**Records for the task:**
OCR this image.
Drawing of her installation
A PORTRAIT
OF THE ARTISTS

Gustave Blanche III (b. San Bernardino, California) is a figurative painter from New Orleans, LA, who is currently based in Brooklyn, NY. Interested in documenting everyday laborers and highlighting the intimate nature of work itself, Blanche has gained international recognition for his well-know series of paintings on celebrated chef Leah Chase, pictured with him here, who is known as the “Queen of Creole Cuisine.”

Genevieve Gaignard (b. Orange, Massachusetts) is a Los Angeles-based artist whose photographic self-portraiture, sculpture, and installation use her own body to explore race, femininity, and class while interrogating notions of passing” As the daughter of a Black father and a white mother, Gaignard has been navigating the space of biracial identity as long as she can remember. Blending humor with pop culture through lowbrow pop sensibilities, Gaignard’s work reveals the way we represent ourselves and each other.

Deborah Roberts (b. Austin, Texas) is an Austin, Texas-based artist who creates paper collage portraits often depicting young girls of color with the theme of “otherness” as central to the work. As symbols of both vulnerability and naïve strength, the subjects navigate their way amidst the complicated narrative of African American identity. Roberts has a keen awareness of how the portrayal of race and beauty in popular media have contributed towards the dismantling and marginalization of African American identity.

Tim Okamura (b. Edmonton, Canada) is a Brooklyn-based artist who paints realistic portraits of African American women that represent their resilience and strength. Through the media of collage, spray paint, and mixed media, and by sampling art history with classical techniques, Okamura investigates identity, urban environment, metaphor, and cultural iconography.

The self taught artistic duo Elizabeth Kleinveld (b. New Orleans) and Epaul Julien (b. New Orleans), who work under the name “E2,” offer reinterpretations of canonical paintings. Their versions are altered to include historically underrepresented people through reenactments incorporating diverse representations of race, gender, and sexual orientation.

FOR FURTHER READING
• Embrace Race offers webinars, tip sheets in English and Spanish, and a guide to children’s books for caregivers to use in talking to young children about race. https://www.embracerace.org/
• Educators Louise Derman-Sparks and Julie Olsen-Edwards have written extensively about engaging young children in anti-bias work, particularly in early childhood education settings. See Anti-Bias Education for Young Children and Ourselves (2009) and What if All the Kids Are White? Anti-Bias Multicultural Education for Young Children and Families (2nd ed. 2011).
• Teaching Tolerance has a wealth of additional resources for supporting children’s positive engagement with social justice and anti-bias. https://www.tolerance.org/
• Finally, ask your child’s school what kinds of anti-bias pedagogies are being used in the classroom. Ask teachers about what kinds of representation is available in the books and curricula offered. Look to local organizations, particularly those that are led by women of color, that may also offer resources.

**What you should do:**
Nothing in the data may differ; print all of it exactly as written.

**Finished exercise:**
OCR this image.
Drawing of her installation
A PORTRAIT
OF THE ARTISTS

Gustave Blanche III (b. San Bernardino, California) is a figurative painter from New Orleans, LA, who is currently based in Brooklyn, NY. Interested in documenting everyday laborers and highlighting the intimate nature of work itself, Blanche has gained international recognition for his well-know series of paintings on celebrated chef Leah Chase, pictured with him here, who is known as the “Queen of Creole Cuisine.”

Genevieve Gaignard (b. Orange, Massachusetts) is a Los Angeles-based artist whose photographic self-portraiture, sculpture, and installation use her own body to explore race, femininity, and class while interrogating notions of passing” As the daughter of a Black father and a white mother, Gaignard has been navigating the space of biracial identity as long as she can remember. Blending humor with pop culture through lowbrow pop sensibilities, Gaignard’s work reveals the way we represent ourselves and each other.

Deborah Roberts (b. Austin, Texas) is an Austin, Texas-based artist who creates paper collage portraits often depicting young girls of color with the theme of “otherness” as central to the work. As symbols of both vulnerability and naïve strength, the subjects navigate their way amidst the complicated narrative of African American identity. Roberts has a keen awareness of how the portrayal of race and beauty in popular media have contributed towards the dismantling and marginalization of African American identity.

Tim Okamura (b. Edmonton, Canada) is a Brooklyn-based artist who paints realistic portraits of African American women that represent their resilience and strength. Through the media of collage, spray paint, and mixed media, and by sampling art history with classical techniques, Okamura investigates identity, urban environment, metaphor, and cultural iconography.

The self taught artistic duo Elizabeth Kleinveld (b. New Orleans) and Epaul Julien (b. New Orleans), who work under the name “E2,” offer reinterpretations of canonical paintings. Their versions are altered to include historically underrepresented people through reenactments incorporating diverse representations of race, gender, and sexual orientation.

FOR FURTHER READING
• Embrace Race offers webinars, tip sheets in English and Spanish, and a guide to children’s books for caregivers to use in talking to young children about race. https://www.embracerace.org/
• Educators Louise Derman-Sparks and Julie Olsen-Edwards have written extensively about engaging young children in anti-bias work, particularly in early childhood education settings. See Anti-Bias Education for Young Children and Ourselves (2009) and What if All the Kids Are White? Anti-Bias Multicultural Education for Young Children and Families (2nd ed. 2011).
• Teaching Tolerance has a wealth of additional resources for supporting children’s positive engagement with social justice and anti-bias. https://www.tolerance.org/
• Finally, ask your child’s school what kinds of anti-bias pedagogies are being used in the classroom. Ask teachers about what kinds of representation is available in the books and curricula offered. Look to local organizations, particularly those that are led by women of color, that may also offer resources.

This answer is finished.